··· SUPPLIED INFORMATION ···

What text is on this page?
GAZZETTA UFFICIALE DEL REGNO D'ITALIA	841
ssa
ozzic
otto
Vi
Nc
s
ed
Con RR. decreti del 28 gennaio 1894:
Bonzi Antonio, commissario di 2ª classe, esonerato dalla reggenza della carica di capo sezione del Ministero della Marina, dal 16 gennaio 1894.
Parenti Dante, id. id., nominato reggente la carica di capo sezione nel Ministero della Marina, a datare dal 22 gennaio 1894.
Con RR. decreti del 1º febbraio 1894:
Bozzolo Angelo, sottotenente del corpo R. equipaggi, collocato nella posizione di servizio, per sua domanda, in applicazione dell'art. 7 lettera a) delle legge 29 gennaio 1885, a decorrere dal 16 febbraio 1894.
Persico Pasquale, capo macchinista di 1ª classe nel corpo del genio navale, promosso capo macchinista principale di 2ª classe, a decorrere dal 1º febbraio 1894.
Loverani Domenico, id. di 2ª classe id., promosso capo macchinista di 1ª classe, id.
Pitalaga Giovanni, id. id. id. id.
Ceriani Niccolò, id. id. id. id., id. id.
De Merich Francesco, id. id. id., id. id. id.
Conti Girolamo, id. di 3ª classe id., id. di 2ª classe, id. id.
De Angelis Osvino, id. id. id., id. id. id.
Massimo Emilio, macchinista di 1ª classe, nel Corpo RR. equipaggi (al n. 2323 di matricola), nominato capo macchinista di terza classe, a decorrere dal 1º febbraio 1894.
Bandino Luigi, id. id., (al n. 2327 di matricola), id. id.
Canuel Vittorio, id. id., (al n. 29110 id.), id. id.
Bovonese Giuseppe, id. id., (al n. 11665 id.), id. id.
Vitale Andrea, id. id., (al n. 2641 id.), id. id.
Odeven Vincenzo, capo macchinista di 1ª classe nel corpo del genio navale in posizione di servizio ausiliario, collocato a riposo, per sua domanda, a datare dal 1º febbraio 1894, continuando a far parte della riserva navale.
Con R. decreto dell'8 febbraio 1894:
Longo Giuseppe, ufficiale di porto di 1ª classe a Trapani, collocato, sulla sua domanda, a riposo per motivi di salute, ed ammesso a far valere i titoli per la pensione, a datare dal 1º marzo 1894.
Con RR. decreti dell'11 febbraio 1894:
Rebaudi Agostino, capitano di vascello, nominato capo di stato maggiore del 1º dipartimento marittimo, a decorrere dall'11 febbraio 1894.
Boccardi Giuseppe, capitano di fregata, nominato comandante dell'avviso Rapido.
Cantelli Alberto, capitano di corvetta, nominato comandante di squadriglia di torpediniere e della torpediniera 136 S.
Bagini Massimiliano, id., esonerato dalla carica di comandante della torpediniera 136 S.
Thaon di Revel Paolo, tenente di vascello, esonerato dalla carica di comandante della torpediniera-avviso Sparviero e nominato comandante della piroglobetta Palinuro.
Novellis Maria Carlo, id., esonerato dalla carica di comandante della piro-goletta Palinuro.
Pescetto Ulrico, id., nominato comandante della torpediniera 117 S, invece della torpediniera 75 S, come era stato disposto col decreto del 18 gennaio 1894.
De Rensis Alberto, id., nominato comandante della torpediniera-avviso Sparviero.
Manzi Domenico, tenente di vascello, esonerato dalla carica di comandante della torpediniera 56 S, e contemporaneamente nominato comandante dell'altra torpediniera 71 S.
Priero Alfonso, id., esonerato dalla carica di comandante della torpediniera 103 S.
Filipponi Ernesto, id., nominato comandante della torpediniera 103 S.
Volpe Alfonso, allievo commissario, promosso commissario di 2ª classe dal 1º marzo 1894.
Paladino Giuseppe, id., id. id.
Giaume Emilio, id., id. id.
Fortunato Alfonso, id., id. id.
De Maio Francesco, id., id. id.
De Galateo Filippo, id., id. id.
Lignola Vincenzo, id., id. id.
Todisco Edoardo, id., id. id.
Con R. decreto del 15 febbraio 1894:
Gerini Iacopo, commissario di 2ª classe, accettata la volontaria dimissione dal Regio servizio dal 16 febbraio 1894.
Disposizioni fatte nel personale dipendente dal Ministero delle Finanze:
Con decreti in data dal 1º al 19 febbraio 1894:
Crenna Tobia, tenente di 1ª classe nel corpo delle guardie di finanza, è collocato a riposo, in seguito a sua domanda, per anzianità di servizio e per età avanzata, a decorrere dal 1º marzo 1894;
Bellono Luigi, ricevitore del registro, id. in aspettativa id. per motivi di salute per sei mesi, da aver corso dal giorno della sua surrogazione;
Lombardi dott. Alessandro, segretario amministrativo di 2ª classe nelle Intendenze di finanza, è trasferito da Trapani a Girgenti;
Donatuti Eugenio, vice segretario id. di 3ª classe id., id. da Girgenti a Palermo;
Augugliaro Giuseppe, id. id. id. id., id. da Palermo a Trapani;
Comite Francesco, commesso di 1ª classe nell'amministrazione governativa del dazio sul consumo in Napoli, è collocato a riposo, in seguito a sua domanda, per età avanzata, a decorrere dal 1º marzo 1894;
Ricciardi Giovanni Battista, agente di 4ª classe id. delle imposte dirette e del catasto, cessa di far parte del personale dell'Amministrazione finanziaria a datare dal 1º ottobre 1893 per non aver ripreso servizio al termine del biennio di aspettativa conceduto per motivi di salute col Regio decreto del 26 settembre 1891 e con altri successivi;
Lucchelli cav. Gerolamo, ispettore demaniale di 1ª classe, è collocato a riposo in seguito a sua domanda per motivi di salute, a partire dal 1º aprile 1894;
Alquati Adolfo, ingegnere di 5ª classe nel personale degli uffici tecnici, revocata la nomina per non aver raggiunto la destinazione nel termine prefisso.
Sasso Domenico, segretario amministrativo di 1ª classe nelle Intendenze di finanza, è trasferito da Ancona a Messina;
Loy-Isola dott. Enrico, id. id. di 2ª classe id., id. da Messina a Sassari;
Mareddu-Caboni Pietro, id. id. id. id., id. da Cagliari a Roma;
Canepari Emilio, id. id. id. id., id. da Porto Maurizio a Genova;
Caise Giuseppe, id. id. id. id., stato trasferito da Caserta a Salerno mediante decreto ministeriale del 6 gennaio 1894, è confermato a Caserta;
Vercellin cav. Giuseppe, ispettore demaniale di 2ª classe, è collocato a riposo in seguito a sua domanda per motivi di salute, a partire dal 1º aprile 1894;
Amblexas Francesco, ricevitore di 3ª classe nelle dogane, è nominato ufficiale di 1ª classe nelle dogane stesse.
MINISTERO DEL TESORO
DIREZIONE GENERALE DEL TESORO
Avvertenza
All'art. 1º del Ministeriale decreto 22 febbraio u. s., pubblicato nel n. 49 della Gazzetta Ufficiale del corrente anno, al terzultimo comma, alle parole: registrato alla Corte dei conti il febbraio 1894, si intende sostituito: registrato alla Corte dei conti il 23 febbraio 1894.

···

TO DO: Copy out the full material exactly as it appears.

ANSWER TO THE PROBLEM:
What text is on this page?
GAZZETTA UFFICIALE DEL REGNO D'ITALIA	841
ssa
ozzic
otto
Vi
Nc
s
ed
Con RR. decreti del 28 gennaio 1894:
Bonzi Antonio, commissario di 2ª classe, esonerato dalla reggenza della carica di capo sezione del Ministero della Marina, dal 16 gennaio 1894.
Parenti Dante, id. id., nominato reggente la carica di capo sezione nel Ministero della Marina, a datare dal 22 gennaio 1894.
Con RR. decreti del 1º febbraio 1894:
Bozzolo Angelo, sottotenente del corpo R. equipaggi, collocato nella posizione di servizio, per sua domanda, in applicazione dell'art. 7 lettera a) delle legge 29 gennaio 1885, a decorrere dal 16 febbraio 1894.
Persico Pasquale, capo macchinista di 1ª classe nel corpo del genio navale, promosso capo macchinista principale di 2ª classe, a decorrere dal 1º febbraio 1894.
Loverani Domenico, id. di 2ª classe id., promosso capo macchinista di 1ª classe, id.
Pitalaga Giovanni, id. id. id. id.
Ceriani Niccolò, id. id. id. id., id. id.
De Merich Francesco, id. id. id., id. id. id.
Conti Girolamo, id. di 3ª classe id., id. di 2ª classe, id. id.
De Angelis Osvino, id. id. id., id. id. id.
Massimo Emilio, macchinista di 1ª classe, nel Corpo RR. equipaggi (al n. 2323 di matricola), nominato capo macchinista di terza classe, a decorrere dal 1º febbraio 1894.
Bandino Luigi, id. id., (al n. 2327 di matricola), id. id.
Canuel Vittorio, id. id., (al n. 29110 id.), id. id.
Bovonese Giuseppe, id. id., (al n. 11665 id.), id. id.
Vitale Andrea, id. id., (al n. 2641 id.), id. id.
Odeven Vincenzo, capo macchinista di 1ª classe nel corpo del genio navale in posizione di servizio ausiliario, collocato a riposo, per sua domanda, a datare dal 1º febbraio 1894, continuando a far parte della riserva navale.
Con R. decreto dell'8 febbraio 1894:
Longo Giuseppe, ufficiale di porto di 1ª classe a Trapani, collocato, sulla sua domanda, a riposo per motivi di salute, ed ammesso a far valere i titoli per la pensione, a datare dal 1º marzo 1894.
Con RR. decreti dell'11 febbraio 1894:
Rebaudi Agostino, capitano di vascello, nominato capo di stato maggiore del 1º dipartimento marittimo, a decorrere dall'11 febbraio 1894.
Boccardi Giuseppe, capitano di fregata, nominato comandante dell'avviso Rapido.
Cantelli Alberto, capitano di corvetta, nominato comandante di squadriglia di torpediniere e della torpediniera 136 S.
Bagini Massimiliano, id., esonerato dalla carica di comandante della torpediniera 136 S.
Thaon di Revel Paolo, tenente di vascello, esonerato dalla carica di comandante della torpediniera-avviso Sparviero e nominato comandante della piroglobetta Palinuro.
Novellis Maria Carlo, id., esonerato dalla carica di comandante della piro-goletta Palinuro.
Pescetto Ulrico, id., nominato comandante della torpediniera 117 S, invece della torpediniera 75 S, come era stato disposto col decreto del 18 gennaio 1894.
De Rensis Alberto, id., nominato comandante della torpediniera-avviso Sparviero.
Manzi Domenico, tenente di vascello, esonerato dalla carica di comandante della torpediniera 56 S, e contemporaneamente nominato comandante dell'altra torpediniera 71 S.
Priero Alfonso, id., esonerato dalla carica di comandante della torpediniera 103 S.
Filipponi Ernesto, id., nominato comandante della torpediniera 103 S.
Volpe Alfonso, allievo commissario, promosso commissario di 2ª classe dal 1º marzo 1894.
Paladino Giuseppe, id., id. id.
Giaume Emilio, id., id. id.
Fortunato Alfonso, id., id. id.
De Maio Francesco, id., id. id.
De Galateo Filippo, id., id. id.
Lignola Vincenzo, id., id. id.
Todisco Edoardo, id., id. id.
Con R. decreto del 15 febbraio 1894:
Gerini Iacopo, commissario di 2ª classe, accettata la volontaria dimissione dal Regio servizio dal 16 febbraio 1894.
Disposizioni fatte nel personale dipendente dal Ministero delle Finanze:
Con decreti in data dal 1º al 19 febbraio 1894:
Crenna Tobia, tenente di 1ª classe nel corpo delle guardie di finanza, è collocato a riposo, in seguito a sua domanda, per anzianità di servizio e per età avanzata, a decorrere dal 1º marzo 1894;
Bellono Luigi, ricevitore del registro, id. in aspettativa id. per motivi di salute per sei mesi, da aver corso dal giorno della sua surrogazione;
Lombardi dott. Alessandro, segretario amministrativo di 2ª classe nelle Intendenze di finanza, è trasferito da Trapani a Girgenti;
Donatuti Eugenio, vice segretario id. di 3ª classe id., id. da Girgenti a Palermo;
Augugliaro Giuseppe, id. id. id. id., id. da Palermo a Trapani;
Comite Francesco, commesso di 1ª classe nell'amministrazione governativa del dazio sul consumo in Napoli, è collocato a riposo, in seguito a sua domanda, per età avanzata, a decorrere dal 1º marzo 1894;
Ricciardi Giovanni Battista, agente di 4ª classe id. delle imposte dirette e del catasto, cessa di far parte del personale dell'Amministrazione finanziaria a datare dal 1º ottobre 1893 per non aver ripreso servizio al termine del biennio di aspettativa conceduto per motivi di salute col Regio decreto del 26 settembre 1891 e con altri successivi;
Lucchelli cav. Gerolamo, ispettore demaniale di 1ª classe, è collocato a riposo in seguito a sua domanda per motivi di salute, a partire dal 1º aprile 1894;
Alquati Adolfo, ingegnere di 5ª classe nel personale degli uffici tecnici, revocata la nomina per non aver raggiunto la destinazione nel termine prefisso.
Sasso Domenico, segretario amministrativo di 1ª classe nelle Intendenze di finanza, è trasferito da Ancona a Messina;
Loy-Isola dott. Enrico, id. id. di 2ª classe id., id. da Messina a Sassari;
Mareddu-Caboni Pietro, id. id. id. id., id. da Cagliari a Roma;
Canepari Emilio, id. id. id. id., id. da Porto Maurizio a Genova;
Caise Giuseppe, id. id. id. id., stato trasferito da Caserta a Salerno mediante decreto ministeriale del 6 gennaio 1894, è confermato a Caserta;
Vercellin cav. Giuseppe, ispettore demaniale di 2ª classe, è collocato a riposo in seguito a sua domanda per motivi di salute, a partire dal 1º aprile 1894;
Amblexas Francesco, ricevitore di 3ª classe nelle dogane, è nominato ufficiale di 1ª classe nelle dogane stesse.
MINISTERO DEL TESORO
DIREZIONE GENERALE DEL TESORO
Avvertenza
All'art. 1º del Ministeriale decreto 22 febbraio u. s., pubblicato nel n. 49 della Gazzetta Ufficiale del corrente anno, al terzultimo comma, alle parole: registrato alla Corte dei conti il febbraio 1894, si intende sostituito: registrato alla Corte dei conti il 23 febbraio 1894.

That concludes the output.